» WORK REQUIRED:
Pull every line that holds the word "должен" from the entries.

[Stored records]
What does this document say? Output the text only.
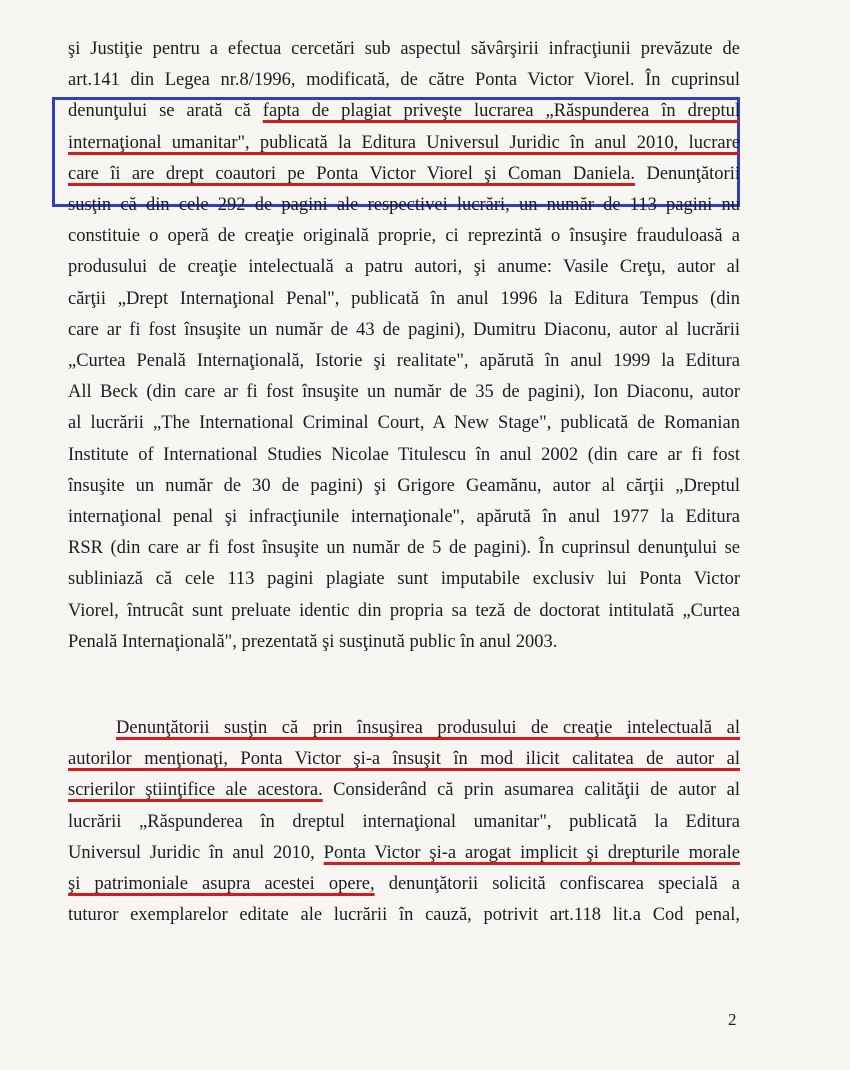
şi Justiţie pentru a efectua cercetări sub aspectul săvârşirii infracţiunii prevăzute de
art.141 din Legea nr.8/1996, modificată, de către Ponta Victor Viorel. În cuprinsul
denunţului se arată că fapta de plagiat priveşte lucrarea „Răspunderea în dreptul
internaţional umanitar", publicată la Editura Universul Juridic în anul 2010, lucrare
care îi are drept coautori pe Ponta Victor Viorel şi Coman Daniela. Denunţătorii
susţin că din cele 292 de pagini ale respectivei lucrări, un număr de 113 pagini nu
constituie o operă de creaţie originală proprie, ci reprezintă o însuşire frauduloasă a
produsului de creaţie intelectuală a patru autori, şi anume: Vasile Creţu, autor al
cărţii „Drept Internaţional Penal", publicată în anul 1996 la Editura Tempus (din
care ar fi fost însuşite un număr de 43 de pagini), Dumitru Diaconu, autor al lucrării
„Curtea Penală Internaţională, Istorie şi realitate", apărută în anul 1999 la Editura
All Beck (din care ar fi fost însuşite un număr de 35 de pagini), Ion Diaconu, autor
al lucrării „The International Criminal Court, A New Stage", publicată de Romanian
Institute of International Studies Nicolae Titulescu în anul 2002 (din care ar fi fost
însuşite un număr de 30 de pagini) şi Grigore Geamănu, autor al cărţii „Dreptul
internaţional penal şi infracţiunile internaţionale", apărută în anul 1977 la Editura
RSR (din care ar fi fost însuşite un număr de 5 de pagini). În cuprinsul denunţului se
subliniază că cele 113 pagini plagiate sunt imputabile exclusiv lui Ponta Victor
Viorel, întrucât sunt preluate identic din propria sa teză de doctorat intitulată „Curtea
Penală Internaţională", prezentată şi susţinută public în anul 2003.
Denunţătorii susţin că prin însuşirea produsului de creaţie intelectuală al
autorilor menţionaţi, Ponta Victor şi-a însuşit în mod ilicit calitatea de autor al
scrierilor ştiinţifice ale acestora. Considerând că prin asumarea calităţii de autor al
lucrării „Răspunderea în dreptul internaţional umanitar", publicată la Editura
Universul Juridic în anul 2010, Ponta Victor şi-a arogat implicit şi drepturile morale
şi patrimoniale asupra acestei opere, denunţătorii solicită confiscarea specială a
tuturor exemplarelor editate ale lucrării în cauză, potrivit art.118 lit.a Cod penal,
2
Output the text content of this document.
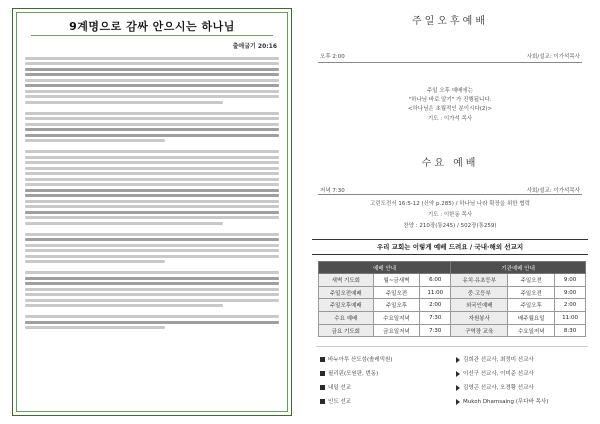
9계명으로 감싸 안으시는 하나님
출애굽기 20:16
주일오후예배
오후 2:00	사회/설교: 이가석목사
주일 오후 예배에는
"하나님 바로 알기" 가 진행됩니다.
<하나님은 초월적인 분이시다(2)>
기도 : 이가석 목사
수요 예배
저녁 7:30	사회/설교: 이가석목사
고린도전서 16:5-12 (신약 p.285) / 하나님 나라 확장을 위한 협력
기도 : 이한동 목사
찬양 : 210장(통245) / 502장(통259)
우리 교회는 이렇게 예배 드려요 / 국내·해외 선교지
예배 안내			기관예배 안내		
새벽 기도회	월~금새벽	6:00	유치·유초등부	주일오전	9:00
주일오전예배	주일오전	11:00	중·고등부	주일오전	9:00
주일오후예배	주일오후	2:00	외국인예배	주일오후	2:00
수요 예배	수요일저녁	7:30	자원봉사	배주월요일	11:00
금요 기도회	금요일저녁	7:30	구역장 교육	수요일저녁	8:30
바누아투 산도섬(솔레믹원)	김희관 선교사, 최정미 선교사
필리핀(모원판, 번동)	이선구 선교사, 이미준 선교사
내일 선교	김영곤 선교사, 오경황 선교사
인도 선교	Mukoh Dhamsaing (무다바 목사)
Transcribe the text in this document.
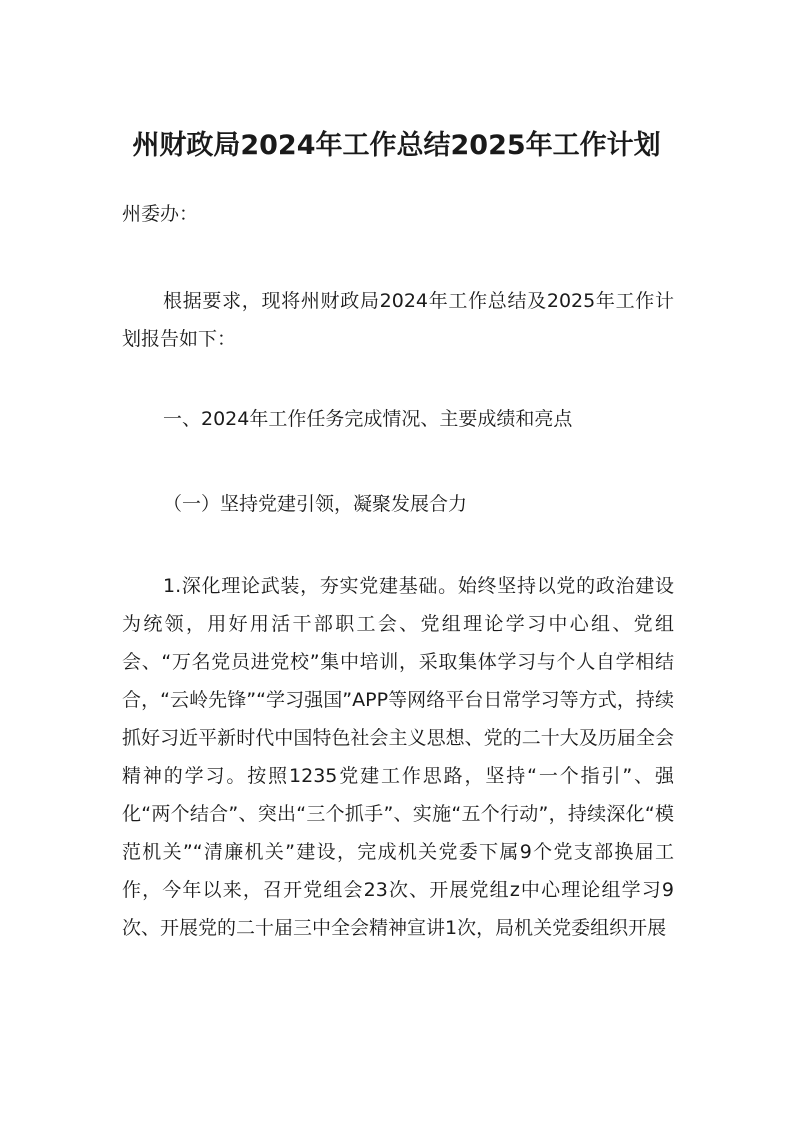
州财政局2024年工作总结2025年工作计划
州委办：
根据要求，现将州财政局2024年工作总结及2025年工作计划报告如下：
一、2024年工作任务完成情况、主要成绩和亮点
（一）坚持党建引领，凝聚发展合力
1.深化理论武装，夯实党建基础。始终坚持以党的政治建设为统领，用好用活干部职工会、党组理论学习中心组、党组会、“万名党员进党校”集中培训，采取集体学习与个人自学相结合，“云岭先锋”“学习强国”APP等网络平台日常学习等方式，持续抓好习近平新时代中国特色社会主义思想、党的二十大及历届全会精神的学习。按照1235党建工作思路，坚持“一个指引”、强化“两个结合”、突出“三个抓手”、实施“五个行动”，持续深化“模范机关”“清廉机关”建设，完成机关党委下属9个党支部换届工作，今年以来，召开党组会23次、开展党组z中心理论组学习9次、开展党的二十届三中全会精神宣讲1次，局机关党委组织开展
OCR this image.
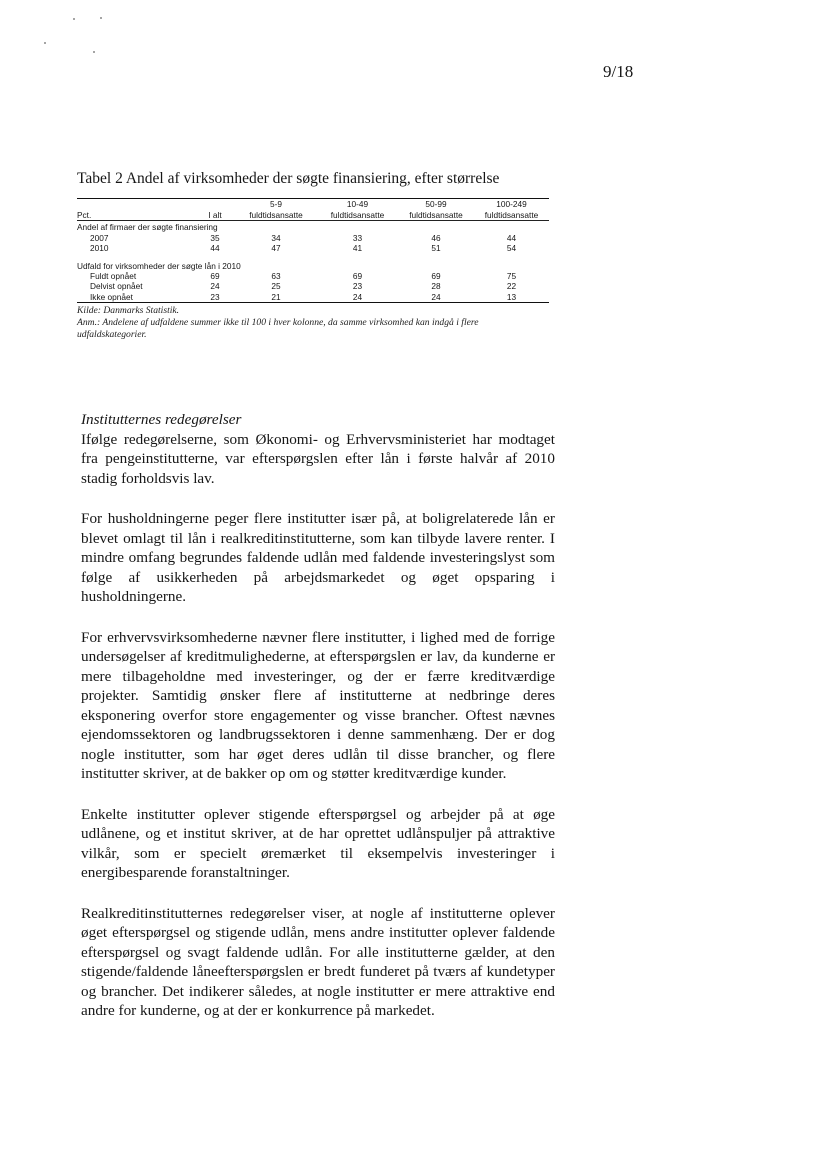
9/18
Tabel 2 Andel af virksomheder der søgte finansiering, efter størrelse
		5-9	10-49	50-99	100-249
Pct.	I alt	fuldtidsansatte	fuldtidsansatte	fuldtidsansatte	fuldtidsansatte

Andel af firmaer der søgte finansiering					
2007	35	34	33	46	44
2010	44	47	41	51	54

Udfald for virksomheder der søgte lån i 2010					
Fuldt opnået	69	63	69	69	75
Delvist opnået	24	25	23	28	22
Ikke opnået	23	21	24	24	13
Kilde: Danmarks Statistik.
Anm.: Andelene af udfaldene summer ikke til 100 i hver kolonne, da samme virksomhed kan indgå i flere udfaldskategorier.
Institutternes redegørelser

Ifølge redegørelserne, som Økonomi- og Erhvervsministeriet har modtaget fra pengeinstitutterne, var efterspørgslen efter lån i første halvår af 2010 stadig forholdsvis lav.

For husholdningerne peger flere institutter især på, at boligrelaterede lån er blevet omlagt til lån i realkreditinstitutterne, som kan tilbyde lavere renter. I mindre omfang begrundes faldende udlån med faldende investeringslyst som følge af usikkerheden på arbejdsmarkedet og øget opsparing i husholdningerne.

For erhvervsvirksomhederne nævner flere institutter, i lighed med de forrige undersøgelser af kreditmulighederne, at efterspørgslen er lav, da kunderne er mere tilbageholdne med investeringer, og der er færre kreditværdige projekter. Samtidig ønsker flere af institutterne at nedbringe deres eksponering overfor store engagementer og visse brancher. Oftest nævnes ejendomssektoren og landbrugssektoren i denne sammenhæng. Der er dog nogle institutter, som har øget deres udlån til disse brancher, og flere institutter skriver, at de bakker op om og støtter kreditværdige kunder.

Enkelte institutter oplever stigende efterspørgsel og arbejder på at øge udlånene, og et institut skriver, at de har oprettet udlånspuljer på attraktive vilkår, som er specielt øremærket til eksempelvis investeringer i energibesparende foranstaltninger.

Realkreditinstitutternes redegørelser viser, at nogle af institutterne oplever øget efterspørgsel og stigende udlån, mens andre institutter oplever faldende efterspørgsel og svagt faldende udlån. For alle institutterne gælder, at den stigende/faldende låneefterspørgslen er bredt funderet på tværs af kundetyper og brancher. Det indikerer således, at nogle institutter er mere attraktive end andre for kunderne, og at der er konkurrence på markedet.
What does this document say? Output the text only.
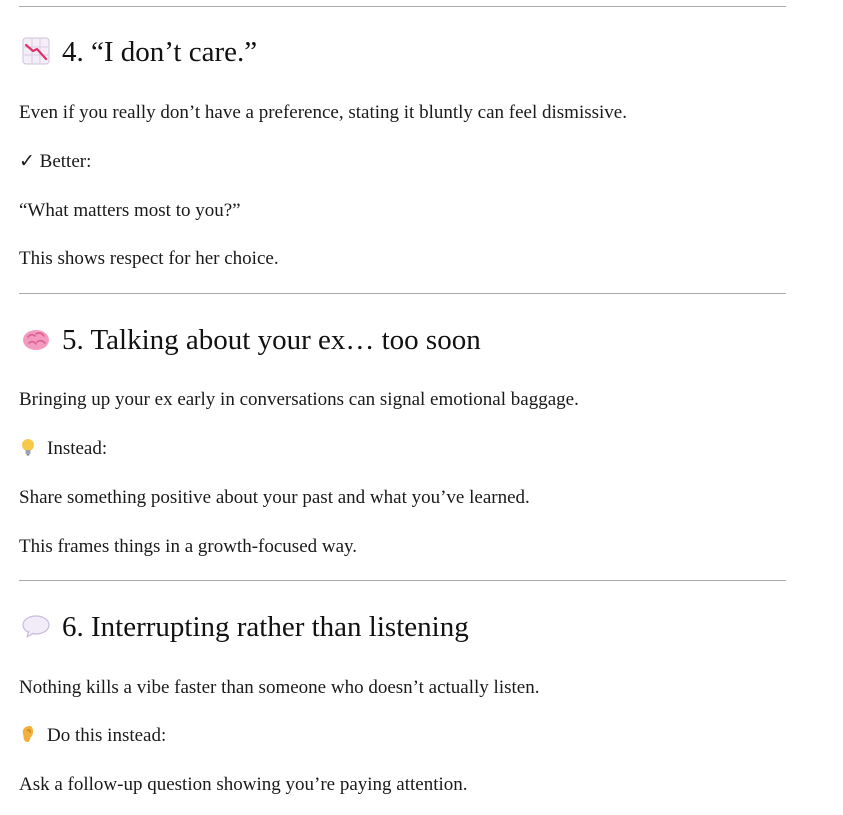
4. “I don’t care.”
Even if you really don’t have a preference, stating it bluntly can feel dismissive.
✓ Better:
“What matters most to you?”
This shows respect for her choice.
5. Talking about your ex… too soon
Bringing up your ex early in conversations can signal emotional baggage.
Instead:
Share something positive about your past and what you’ve learned.
This frames things in a growth-focused way.
6. Interrupting rather than listening
Nothing kills a vibe faster than someone who doesn’t actually listen.
Do this instead:
Ask a follow-up question showing you’re paying attention.
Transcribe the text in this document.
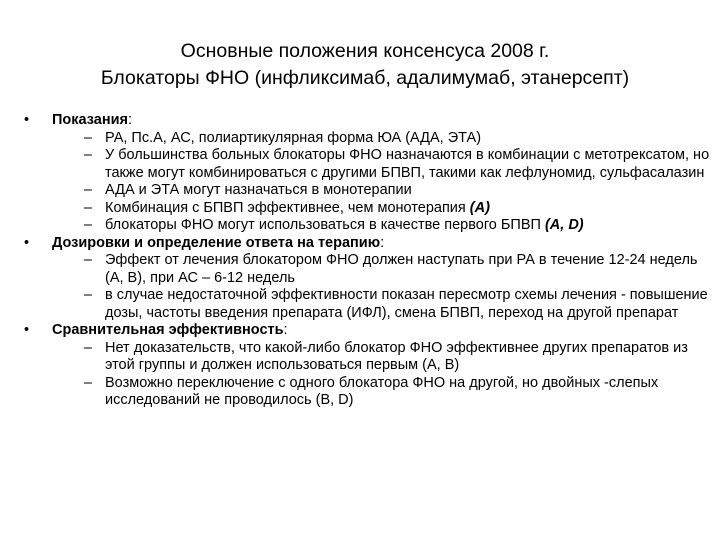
Основные положения консенсуса 2008 г.
Блокаторы ФНО (инфликсимаб, адалимумаб, этанерсепт)
• Показания:
– РА, Пс.А, АС, полиартикулярная форма ЮА (АДА, ЭТА)
– У большинства больных блокаторы ФНО назначаются в комбинации с метотрексатом, но также могут комбинироваться с другими БПВП, такими как лефлуномид, сульфасалазин
– АДА и ЭТА могут назначаться в монотерапии
– Комбинация с БПВП эффективнее, чем монотерапия (А)
– блокаторы ФНО могут использоваться в качестве первого БПВП (A, D)
• Дозировки и определение ответа на терапию:
– Эффект от лечения блокатором ФНО должен наступать при РА в течение 12-24 недель (А, В), при АС – 6-12 недель
– в случае недостаточной эффективности показан пересмотр схемы лечения - повышение дозы, частоты введения препарата (ИФЛ), смена БПВП, переход на другой препарат
• Сравнительная эффективность:
– Нет доказательств, что какой-либо блокатор ФНО эффективнее других препаратов из этой группы и должен использоваться первым (А, В)
– Возможно переключение с одного блокатора ФНО на другой, но двойных -слепых исследований не проводилось (B, D)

» ANSWER FOR THE TASK:
– Эффект от лечения блокатором ФНО должен наступать при РА в течение 12-24 недель (А, В), при АС – 6-12 недель
– Нет доказательств, что какой-либо блокатор ФНО эффективнее других препаратов из этой группы и должен использоваться первым (А, В)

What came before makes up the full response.